Stored entries

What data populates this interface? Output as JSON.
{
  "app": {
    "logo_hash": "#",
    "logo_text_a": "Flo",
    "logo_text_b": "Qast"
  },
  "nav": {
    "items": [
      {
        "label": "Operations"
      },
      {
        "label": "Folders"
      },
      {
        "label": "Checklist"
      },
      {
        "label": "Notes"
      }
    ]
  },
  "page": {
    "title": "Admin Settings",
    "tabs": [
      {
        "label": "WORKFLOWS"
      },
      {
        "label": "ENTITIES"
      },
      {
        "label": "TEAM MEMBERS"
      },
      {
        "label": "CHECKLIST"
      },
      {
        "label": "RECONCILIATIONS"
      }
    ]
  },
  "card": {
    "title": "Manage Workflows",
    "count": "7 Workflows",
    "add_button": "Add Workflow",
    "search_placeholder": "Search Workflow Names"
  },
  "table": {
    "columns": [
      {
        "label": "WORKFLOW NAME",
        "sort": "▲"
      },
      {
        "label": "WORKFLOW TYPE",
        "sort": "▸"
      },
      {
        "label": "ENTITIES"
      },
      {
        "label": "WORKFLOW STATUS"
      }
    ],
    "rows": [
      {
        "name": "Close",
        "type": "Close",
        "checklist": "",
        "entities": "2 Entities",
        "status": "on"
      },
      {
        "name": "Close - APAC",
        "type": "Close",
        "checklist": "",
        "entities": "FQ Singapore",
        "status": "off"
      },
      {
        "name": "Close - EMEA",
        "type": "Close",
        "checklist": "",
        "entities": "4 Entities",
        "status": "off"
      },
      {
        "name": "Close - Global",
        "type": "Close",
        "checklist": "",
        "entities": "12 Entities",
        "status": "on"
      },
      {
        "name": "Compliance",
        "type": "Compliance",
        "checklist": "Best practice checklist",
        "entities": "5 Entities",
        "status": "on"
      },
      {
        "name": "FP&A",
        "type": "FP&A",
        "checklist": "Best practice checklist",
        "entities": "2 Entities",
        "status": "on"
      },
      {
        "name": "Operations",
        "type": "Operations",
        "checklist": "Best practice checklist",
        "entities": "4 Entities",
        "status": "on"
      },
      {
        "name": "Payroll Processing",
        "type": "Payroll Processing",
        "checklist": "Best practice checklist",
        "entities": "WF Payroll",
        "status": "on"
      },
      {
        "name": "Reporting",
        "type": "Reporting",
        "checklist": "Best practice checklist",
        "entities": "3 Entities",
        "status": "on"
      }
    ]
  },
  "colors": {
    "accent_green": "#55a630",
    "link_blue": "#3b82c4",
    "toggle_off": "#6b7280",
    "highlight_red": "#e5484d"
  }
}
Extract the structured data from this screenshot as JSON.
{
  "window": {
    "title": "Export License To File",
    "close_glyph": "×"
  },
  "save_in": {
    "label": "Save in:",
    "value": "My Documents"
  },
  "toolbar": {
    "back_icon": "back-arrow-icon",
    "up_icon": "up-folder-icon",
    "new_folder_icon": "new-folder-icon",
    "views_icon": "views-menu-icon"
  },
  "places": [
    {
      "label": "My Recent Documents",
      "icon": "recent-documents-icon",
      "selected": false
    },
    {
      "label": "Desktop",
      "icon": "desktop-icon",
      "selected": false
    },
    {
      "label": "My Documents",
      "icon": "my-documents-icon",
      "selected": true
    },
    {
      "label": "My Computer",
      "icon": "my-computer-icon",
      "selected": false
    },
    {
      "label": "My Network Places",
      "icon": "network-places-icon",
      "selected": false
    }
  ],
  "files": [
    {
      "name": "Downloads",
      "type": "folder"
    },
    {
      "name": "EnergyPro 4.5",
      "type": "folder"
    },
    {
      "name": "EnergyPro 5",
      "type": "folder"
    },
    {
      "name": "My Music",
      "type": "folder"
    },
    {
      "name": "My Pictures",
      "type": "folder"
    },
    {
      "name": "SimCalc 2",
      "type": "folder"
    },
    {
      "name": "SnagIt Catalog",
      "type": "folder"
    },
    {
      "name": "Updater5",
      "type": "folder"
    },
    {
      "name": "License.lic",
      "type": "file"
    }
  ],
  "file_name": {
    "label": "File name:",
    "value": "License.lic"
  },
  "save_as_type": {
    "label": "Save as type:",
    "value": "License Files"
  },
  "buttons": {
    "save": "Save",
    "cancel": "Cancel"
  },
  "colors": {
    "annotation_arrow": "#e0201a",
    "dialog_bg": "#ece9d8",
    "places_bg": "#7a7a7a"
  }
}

Written problem - From the data above, pick out each line containing "License" and copy it.

The output -
    "title": "Export License To File",
      "name": "License.lic",
    "value": "License.lic"
    "value": "License Files"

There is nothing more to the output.